| WHAT TO DO |
Continue the passage on training the CNN model from its last sentence, keeping its style.

| SOURCE PASSAGE |

----

1. Epoch-Based Training:

The training process is organized into epochs, where each epoch represents a complete pass through the entire training dataset. This approach allows the model to iteratively learn and improve from the data. The training process will repeat 2000 times, each time adjusting the model’s parameters to reduce the error in predictions. In Fig. 7, through experimentation, we observed that our model’s loss function started stabilized around 1750 epochs, with marginal improvements thereafter. Extending the training to 2000 epochs allowed us to confirm that the model reached in learning, and for training with the newly PCG dataset. thereby ensuring that we had fully captured the learning potential of the newly data without prematurely halting the process.

Figure 7: Training loss curve across 3-fold cross-validation

2. Optimize Model Performance:

The Adam optimizer is used to adjust and improve model parameters based on the calculated gradients. Adam is chosen for its effectiveness in handling varying data scales and its adaptive approach to adjusting the learning rate, which is essential for converging to optimal solutions efficiently.

3. Loss Function:

The Mean Squared Error Loss (MSE) function is used to measure the difference between the model’s predictions and the actual values. MSE is a common choice for regression problems as it penalizes larger errors more severely, encouraging the model to focus on reducing these larger discrepancies.

3.1.7 Hyperparameter Tuning

Various hyperparameters Including learning rate and batch size. This process involved employing a systematic method to select the most effective conditions based on their performance outcomes in initial experiments. These conditions were then iteratively applied to refine subsequent experiments. To explore the conditions of various parameters systematically and identify the configuration that provides the best model performance from this new recording dataset.

1.   CNN layer and pooling: The design of our CNN model’s architecture, specifically the configuration of its convolutional and pooling layers, is informed by the guidelines established in reference [28]. Initially, the model is structured to include three convolutional layers, a foundational setup aimed at capturing a broad range of features from the input data. Following each convolutional layer, a max pooling layer is integrated, serving as a critical component for reducing dimensionality, enhancing computational efficiency, and ensuring the model’s focus on the most salient features. This initial configuration, chosen as our test’s starting condition.

----

| DATA LISTING |
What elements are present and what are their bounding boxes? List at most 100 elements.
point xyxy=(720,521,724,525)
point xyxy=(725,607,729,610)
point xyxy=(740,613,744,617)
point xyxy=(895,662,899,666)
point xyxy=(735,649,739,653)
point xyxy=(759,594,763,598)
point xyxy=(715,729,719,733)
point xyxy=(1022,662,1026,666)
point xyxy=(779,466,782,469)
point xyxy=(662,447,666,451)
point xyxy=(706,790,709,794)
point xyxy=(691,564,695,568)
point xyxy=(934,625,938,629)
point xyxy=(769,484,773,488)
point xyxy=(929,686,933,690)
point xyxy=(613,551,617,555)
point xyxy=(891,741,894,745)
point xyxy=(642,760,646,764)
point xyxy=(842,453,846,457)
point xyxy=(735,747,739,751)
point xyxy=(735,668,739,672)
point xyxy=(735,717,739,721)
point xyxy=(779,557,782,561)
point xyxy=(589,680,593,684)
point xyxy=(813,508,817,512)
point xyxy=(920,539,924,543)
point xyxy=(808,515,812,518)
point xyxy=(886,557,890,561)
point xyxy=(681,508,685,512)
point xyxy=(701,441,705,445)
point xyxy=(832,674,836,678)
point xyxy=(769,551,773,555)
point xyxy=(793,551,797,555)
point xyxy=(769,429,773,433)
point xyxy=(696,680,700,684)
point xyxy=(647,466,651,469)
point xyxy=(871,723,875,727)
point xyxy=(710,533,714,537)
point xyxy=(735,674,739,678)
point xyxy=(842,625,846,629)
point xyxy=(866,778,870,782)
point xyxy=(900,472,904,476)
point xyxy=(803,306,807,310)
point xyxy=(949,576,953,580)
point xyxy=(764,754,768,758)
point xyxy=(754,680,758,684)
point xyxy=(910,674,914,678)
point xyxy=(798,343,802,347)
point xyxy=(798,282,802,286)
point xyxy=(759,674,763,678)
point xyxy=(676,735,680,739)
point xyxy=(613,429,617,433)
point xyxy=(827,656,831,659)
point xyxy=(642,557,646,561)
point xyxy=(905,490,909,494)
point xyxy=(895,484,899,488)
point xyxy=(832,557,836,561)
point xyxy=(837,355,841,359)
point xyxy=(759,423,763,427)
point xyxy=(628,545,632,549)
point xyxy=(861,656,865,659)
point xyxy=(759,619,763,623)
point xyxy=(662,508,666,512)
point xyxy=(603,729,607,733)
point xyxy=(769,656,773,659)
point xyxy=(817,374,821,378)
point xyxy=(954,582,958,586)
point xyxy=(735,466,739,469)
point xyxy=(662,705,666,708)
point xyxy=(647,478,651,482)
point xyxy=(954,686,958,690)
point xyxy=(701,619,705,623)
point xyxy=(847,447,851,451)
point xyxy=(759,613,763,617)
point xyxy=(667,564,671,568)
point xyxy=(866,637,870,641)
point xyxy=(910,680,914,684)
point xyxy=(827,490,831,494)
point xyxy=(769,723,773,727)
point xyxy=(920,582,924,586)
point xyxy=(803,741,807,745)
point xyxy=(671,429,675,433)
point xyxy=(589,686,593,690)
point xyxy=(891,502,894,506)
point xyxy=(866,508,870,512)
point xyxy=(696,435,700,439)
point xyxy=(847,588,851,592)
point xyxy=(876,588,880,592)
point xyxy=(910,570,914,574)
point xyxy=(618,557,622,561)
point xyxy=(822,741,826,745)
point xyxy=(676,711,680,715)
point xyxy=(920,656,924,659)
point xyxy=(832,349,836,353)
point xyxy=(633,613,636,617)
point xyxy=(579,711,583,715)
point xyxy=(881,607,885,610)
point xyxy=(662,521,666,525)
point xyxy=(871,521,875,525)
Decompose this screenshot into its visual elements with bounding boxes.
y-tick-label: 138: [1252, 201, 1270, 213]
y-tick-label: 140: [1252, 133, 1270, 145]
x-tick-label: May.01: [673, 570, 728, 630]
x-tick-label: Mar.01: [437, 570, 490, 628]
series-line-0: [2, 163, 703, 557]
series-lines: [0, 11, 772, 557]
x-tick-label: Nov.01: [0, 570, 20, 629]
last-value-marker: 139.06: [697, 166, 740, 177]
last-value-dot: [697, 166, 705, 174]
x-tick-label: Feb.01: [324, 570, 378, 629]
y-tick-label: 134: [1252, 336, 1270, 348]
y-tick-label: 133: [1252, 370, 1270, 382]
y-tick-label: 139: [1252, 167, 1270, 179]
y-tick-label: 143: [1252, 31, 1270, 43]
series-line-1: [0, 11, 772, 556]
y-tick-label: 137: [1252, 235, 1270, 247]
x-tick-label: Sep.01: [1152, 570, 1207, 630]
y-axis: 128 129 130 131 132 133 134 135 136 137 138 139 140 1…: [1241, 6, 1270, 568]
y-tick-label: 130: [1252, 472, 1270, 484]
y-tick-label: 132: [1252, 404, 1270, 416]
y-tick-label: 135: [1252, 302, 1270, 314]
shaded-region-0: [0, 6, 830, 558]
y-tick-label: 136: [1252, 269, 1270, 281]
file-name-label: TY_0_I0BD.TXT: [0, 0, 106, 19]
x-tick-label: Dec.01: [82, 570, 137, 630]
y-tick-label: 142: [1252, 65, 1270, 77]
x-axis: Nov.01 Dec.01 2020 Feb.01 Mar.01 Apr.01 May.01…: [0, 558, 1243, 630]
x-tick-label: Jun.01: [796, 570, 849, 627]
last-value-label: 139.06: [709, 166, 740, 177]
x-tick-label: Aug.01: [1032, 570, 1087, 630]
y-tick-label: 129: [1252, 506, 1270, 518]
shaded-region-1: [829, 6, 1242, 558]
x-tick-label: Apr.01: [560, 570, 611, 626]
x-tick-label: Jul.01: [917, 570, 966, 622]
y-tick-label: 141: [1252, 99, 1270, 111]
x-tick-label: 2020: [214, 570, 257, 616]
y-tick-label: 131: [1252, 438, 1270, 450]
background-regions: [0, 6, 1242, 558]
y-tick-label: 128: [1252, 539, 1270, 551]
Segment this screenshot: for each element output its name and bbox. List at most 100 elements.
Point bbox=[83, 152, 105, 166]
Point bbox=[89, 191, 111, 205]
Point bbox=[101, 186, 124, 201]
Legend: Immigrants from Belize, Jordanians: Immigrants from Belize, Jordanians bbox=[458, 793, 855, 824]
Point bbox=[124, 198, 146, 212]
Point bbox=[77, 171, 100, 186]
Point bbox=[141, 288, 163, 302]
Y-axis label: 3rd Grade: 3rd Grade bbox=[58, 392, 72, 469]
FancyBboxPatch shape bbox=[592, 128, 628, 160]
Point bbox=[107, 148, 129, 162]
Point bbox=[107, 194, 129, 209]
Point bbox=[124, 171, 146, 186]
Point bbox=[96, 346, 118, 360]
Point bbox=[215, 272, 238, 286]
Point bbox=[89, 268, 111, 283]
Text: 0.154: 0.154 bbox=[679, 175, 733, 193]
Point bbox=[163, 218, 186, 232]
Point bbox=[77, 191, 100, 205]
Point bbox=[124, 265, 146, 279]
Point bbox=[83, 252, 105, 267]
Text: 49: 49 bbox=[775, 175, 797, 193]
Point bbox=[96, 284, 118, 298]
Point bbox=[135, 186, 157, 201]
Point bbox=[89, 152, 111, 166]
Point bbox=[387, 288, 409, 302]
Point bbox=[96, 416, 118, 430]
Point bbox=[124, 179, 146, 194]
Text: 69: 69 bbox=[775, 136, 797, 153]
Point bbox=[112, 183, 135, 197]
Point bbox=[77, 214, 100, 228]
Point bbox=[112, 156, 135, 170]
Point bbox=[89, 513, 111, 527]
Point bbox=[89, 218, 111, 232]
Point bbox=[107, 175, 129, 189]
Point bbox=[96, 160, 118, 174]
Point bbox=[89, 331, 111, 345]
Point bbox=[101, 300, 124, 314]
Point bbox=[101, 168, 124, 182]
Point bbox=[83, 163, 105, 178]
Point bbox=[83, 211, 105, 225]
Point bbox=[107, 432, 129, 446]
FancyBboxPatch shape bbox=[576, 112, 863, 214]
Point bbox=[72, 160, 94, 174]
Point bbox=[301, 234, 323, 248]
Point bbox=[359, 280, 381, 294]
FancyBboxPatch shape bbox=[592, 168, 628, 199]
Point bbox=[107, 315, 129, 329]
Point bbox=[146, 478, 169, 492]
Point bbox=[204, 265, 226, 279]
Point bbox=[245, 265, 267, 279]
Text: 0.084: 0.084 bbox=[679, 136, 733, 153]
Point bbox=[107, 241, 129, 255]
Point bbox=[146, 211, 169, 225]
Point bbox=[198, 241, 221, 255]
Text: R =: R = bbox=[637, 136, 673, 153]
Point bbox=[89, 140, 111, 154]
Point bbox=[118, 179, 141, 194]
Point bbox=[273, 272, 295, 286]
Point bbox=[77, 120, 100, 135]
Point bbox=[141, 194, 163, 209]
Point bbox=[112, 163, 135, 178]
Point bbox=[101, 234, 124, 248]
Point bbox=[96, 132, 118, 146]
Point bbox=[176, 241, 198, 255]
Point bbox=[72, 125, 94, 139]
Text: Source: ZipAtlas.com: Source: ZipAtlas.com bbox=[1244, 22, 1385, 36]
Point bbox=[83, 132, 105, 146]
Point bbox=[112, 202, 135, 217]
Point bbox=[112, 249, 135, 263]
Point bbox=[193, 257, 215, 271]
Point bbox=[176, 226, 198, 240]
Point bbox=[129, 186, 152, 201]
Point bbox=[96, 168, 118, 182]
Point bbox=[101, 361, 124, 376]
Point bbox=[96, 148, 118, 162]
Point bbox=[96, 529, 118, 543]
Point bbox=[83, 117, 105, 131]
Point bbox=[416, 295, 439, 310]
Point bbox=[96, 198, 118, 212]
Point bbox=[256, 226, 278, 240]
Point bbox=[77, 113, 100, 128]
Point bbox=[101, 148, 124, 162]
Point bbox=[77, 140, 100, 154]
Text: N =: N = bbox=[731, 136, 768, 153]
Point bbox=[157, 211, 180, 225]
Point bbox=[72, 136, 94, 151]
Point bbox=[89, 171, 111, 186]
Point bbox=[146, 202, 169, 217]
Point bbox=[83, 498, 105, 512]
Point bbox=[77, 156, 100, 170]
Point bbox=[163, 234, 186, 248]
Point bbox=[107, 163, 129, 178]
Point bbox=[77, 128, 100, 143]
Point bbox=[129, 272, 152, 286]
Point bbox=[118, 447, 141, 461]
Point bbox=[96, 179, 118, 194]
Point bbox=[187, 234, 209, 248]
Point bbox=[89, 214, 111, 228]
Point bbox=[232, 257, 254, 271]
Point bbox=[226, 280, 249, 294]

----

| ANSWER SPACE |
2.   Learning rate: The learning rate is a critical hyperparameter in the training of neural networks. In this section, the learning rates to be tuned are 0.01, 0.001, and 0.0001. The learning rate influences how much the model’s weights are adjusted during training. A higher rate can lead to faster convergence but might overshoot the minimum, while a lower rate ensures more precise updates but can slow down the training process. The goal is to find an optimal learning rate that balances convergence speed and accuracy.

3.   Batch size: Batch size is another key hyperparameter, and the sizes being experimented with are 256, 128, 64, 32, and 16 [30]. The batch size determines the number of training examples used in one iteration of model updates. Larger batch sizes offer more stable gradient estimates but require more memory and computational power. Conversely, smaller batch sizes can lead to faster convergence and can also introduce beneficial noise, aiding generalization. The ideal batch size would efficiently utilize computational resources while maintaining good model performance.

3.1.8 Model Evaluation

Upon completion of training, the models are evaluated on the test set to assess their performance using the metrics outlined in the Performance Criteria section. The results from this evaluation provide insights into the models’ effectiveness in blood pressure estimation from PCG signals and inform potential refinements and enhancements for further model development.

3.2 Performance Criteria

In evaluating the performance of the proposed CNN-based learning regression model for blood pressure estimation, several key metrics are employed to ensure a comprehensive assessment. These metrics provide a quantitative measure of the model’s accuracy, reliability, and overall effectiveness in estimating blood pressure from PCG signals. Below are the detailed explanations and equations for each performance criterion used in this study:

•   Mean Absolute Error (MAE): This metric calculates the average absolute errors between the estimated and the actual blood pressure values. It provides a straightforward measure of the model’s estimation error. A lower MAE value indicates better performance of the model.

MAE=1n∑i=1n|yi−yi∧|(4)

•   Standard Deviation (STD): The standard deviation of the errors measures the dispersion of the errors from the mean error. A lower STD indicates that the errors are closely clustered around the mean, suggesting consistent model performance.

STD=1n∑i=1n(yi−yi∧)2(5)

Each of these performance criteria plays a crucial role in thoroughly evaluating the effectiveness of the proposed model, ensuring its reliability and accuracy in real-world blood pressure estimation tasks. The comprehensive assessment allows for the identification and addressing of any potential limitations or areas of improvement, contributing to the continual enhancement of the model’s performance in blood pressure estimation from PCG signals.

4  Results and Discussion

4.1 Results Based on Our Proposed Method

The model proposed a Mean Absolute Error (MAE) of systolic and diastolic pressure estimation. These results are expected to approach the acceptable margin of error within the Association for the Advancement of Medical Instrumentation (AAMI) standard. This emphasizes the clinical applicability of the mode.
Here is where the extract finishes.